**EXERCISE:** Quote all entries in full, exactly.

**RECORDS FOR THIS TASK:**
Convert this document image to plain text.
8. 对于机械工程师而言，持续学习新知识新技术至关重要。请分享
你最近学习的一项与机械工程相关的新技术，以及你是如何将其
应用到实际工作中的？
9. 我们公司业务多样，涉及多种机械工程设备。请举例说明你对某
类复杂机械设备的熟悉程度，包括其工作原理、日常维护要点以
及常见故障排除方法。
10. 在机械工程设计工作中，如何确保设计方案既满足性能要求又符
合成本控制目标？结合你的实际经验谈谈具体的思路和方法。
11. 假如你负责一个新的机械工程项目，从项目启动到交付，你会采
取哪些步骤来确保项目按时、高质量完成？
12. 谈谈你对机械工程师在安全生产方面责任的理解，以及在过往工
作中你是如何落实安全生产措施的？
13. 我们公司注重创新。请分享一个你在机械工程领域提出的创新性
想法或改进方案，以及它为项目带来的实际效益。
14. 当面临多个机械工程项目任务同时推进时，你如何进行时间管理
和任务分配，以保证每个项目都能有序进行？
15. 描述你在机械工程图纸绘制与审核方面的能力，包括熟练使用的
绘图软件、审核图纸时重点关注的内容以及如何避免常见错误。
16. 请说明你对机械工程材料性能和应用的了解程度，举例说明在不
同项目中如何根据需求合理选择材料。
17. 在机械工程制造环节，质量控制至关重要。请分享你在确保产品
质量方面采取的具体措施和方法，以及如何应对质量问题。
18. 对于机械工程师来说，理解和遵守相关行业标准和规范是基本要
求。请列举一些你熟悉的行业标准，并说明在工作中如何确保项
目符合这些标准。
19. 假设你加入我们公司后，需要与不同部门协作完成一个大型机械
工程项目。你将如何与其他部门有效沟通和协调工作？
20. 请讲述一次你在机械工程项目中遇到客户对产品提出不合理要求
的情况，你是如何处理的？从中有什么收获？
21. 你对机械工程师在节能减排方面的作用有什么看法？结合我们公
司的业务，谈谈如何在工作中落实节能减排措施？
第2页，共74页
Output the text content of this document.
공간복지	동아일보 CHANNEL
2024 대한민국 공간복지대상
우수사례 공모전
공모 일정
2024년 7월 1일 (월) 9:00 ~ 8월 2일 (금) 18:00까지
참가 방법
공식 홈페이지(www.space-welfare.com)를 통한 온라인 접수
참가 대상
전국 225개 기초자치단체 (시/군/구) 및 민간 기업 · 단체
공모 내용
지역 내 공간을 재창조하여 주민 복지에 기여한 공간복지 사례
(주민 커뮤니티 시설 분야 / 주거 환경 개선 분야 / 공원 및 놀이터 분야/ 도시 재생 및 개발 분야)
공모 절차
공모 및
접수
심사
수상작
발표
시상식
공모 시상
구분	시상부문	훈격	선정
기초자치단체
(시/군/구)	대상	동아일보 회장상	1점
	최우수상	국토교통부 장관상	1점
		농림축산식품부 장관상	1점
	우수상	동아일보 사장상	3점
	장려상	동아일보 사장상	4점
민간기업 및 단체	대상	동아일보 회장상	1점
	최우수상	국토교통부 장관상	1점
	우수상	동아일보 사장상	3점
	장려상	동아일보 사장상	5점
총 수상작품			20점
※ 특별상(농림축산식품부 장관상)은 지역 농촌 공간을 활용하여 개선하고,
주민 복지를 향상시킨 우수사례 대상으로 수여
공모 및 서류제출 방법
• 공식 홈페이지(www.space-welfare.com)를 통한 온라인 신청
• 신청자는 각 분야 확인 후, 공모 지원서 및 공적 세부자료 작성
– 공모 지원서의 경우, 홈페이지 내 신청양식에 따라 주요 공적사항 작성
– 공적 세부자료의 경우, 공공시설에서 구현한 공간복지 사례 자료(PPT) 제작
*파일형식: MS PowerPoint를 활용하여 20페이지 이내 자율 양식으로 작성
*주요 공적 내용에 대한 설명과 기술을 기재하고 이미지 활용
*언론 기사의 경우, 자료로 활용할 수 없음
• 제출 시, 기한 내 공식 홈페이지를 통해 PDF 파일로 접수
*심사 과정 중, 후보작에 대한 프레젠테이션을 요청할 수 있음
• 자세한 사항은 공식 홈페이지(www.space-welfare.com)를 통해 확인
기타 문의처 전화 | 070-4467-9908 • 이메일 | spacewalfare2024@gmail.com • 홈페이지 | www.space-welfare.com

**RESPONSE BELOW:**
Convert this document image to plain text.
8. 对于机械工程师而言，持续学习新知识新技术至关重要。请分享
你最近学习的一项与机械工程相关的新技术，以及你是如何将其
应用到实际工作中的？
9. 我们公司业务多样，涉及多种机械工程设备。请举例说明你对某
类复杂机械设备的熟悉程度，包括其工作原理、日常维护要点以
及常见故障排除方法。
10. 在机械工程设计工作中，如何确保设计方案既满足性能要求又符
合成本控制目标？结合你的实际经验谈谈具体的思路和方法。
11. 假如你负责一个新的机械工程项目，从项目启动到交付，你会采
取哪些步骤来确保项目按时、高质量完成？
12. 谈谈你对机械工程师在安全生产方面责任的理解，以及在过往工
作中你是如何落实安全生产措施的？
13. 我们公司注重创新。请分享一个你在机械工程领域提出的创新性
想法或改进方案，以及它为项目带来的实际效益。
14. 当面临多个机械工程项目任务同时推进时，你如何进行时间管理
和任务分配，以保证每个项目都能有序进行？
15. 描述你在机械工程图纸绘制与审核方面的能力，包括熟练使用的
绘图软件、审核图纸时重点关注的内容以及如何避免常见错误。
16. 请说明你对机械工程材料性能和应用的了解程度，举例说明在不
同项目中如何根据需求合理选择材料。
17. 在机械工程制造环节，质量控制至关重要。请分享你在确保产品
质量方面采取的具体措施和方法，以及如何应对质量问题。
18. 对于机械工程师来说，理解和遵守相关行业标准和规范是基本要
求。请列举一些你熟悉的行业标准，并说明在工作中如何确保项
目符合这些标准。
19. 假设你加入我们公司后，需要与不同部门协作完成一个大型机械
工程项目。你将如何与其他部门有效沟通和协调工作？
20. 请讲述一次你在机械工程项目中遇到客户对产品提出不合理要求
的情况，你是如何处理的？从中有什么收获？
21. 你对机械工程师在节能减排方面的作用有什么看法？结合我们公
司的业务，谈谈如何在工作中落实节能减排措施？
第2页，共74页
Output the text content of this document.
공간복지	동아일보 CHANNEL
2024 대한민국 공간복지대상
우수사례 공모전
공모 일정
2024년 7월 1일 (월) 9:00 ~ 8월 2일 (금) 18:00까지
참가 방법
공식 홈페이지(www.space-welfare.com)를 통한 온라인 접수
참가 대상
전국 225개 기초자치단체 (시/군/구) 및 민간 기업 · 단체
공모 내용
지역 내 공간을 재창조하여 주민 복지에 기여한 공간복지 사례
(주민 커뮤니티 시설 분야 / 주거 환경 개선 분야 / 공원 및 놀이터 분야/ 도시 재생 및 개발 분야)
공모 절차
공모 및
접수
심사
수상작
발표
시상식
공모 시상
구분	시상부문	훈격	선정
기초자치단체
(시/군/구)	대상	동아일보 회장상	1점
	최우수상	국토교통부 장관상	1점
		농림축산식품부 장관상	1점
	우수상	동아일보 사장상	3점
	장려상	동아일보 사장상	4점
민간기업 및 단체	대상	동아일보 회장상	1점
	최우수상	국토교통부 장관상	1점
	우수상	동아일보 사장상	3점
	장려상	동아일보 사장상	5점
총 수상작품			20점
※ 특별상(농림축산식품부 장관상)은 지역 농촌 공간을 활용하여 개선하고,
주민 복지를 향상시킨 우수사례 대상으로 수여
공모 및 서류제출 방법
• 공식 홈페이지(www.space-welfare.com)를 통한 온라인 신청
• 신청자는 각 분야 확인 후, 공모 지원서 및 공적 세부자료 작성
– 공모 지원서의 경우, 홈페이지 내 신청양식에 따라 주요 공적사항 작성
– 공적 세부자료의 경우, 공공시설에서 구현한 공간복지 사례 자료(PPT) 제작
*파일형식: MS PowerPoint를 활용하여 20페이지 이내 자율 양식으로 작성
*주요 공적 내용에 대한 설명과 기술을 기재하고 이미지 활용
*언론 기사의 경우, 자료로 활용할 수 없음
• 제출 시, 기한 내 공식 홈페이지를 통해 PDF 파일로 접수
*심사 과정 중, 후보작에 대한 프레젠테이션을 요청할 수 있음
• 자세한 사항은 공식 홈페이지(www.space-welfare.com)를 통해 확인
기타 문의처 전화 | 070-4467-9908 • 이메일 | spacewalfare2024@gmail.com • 홈페이지 | www.space-welfare.com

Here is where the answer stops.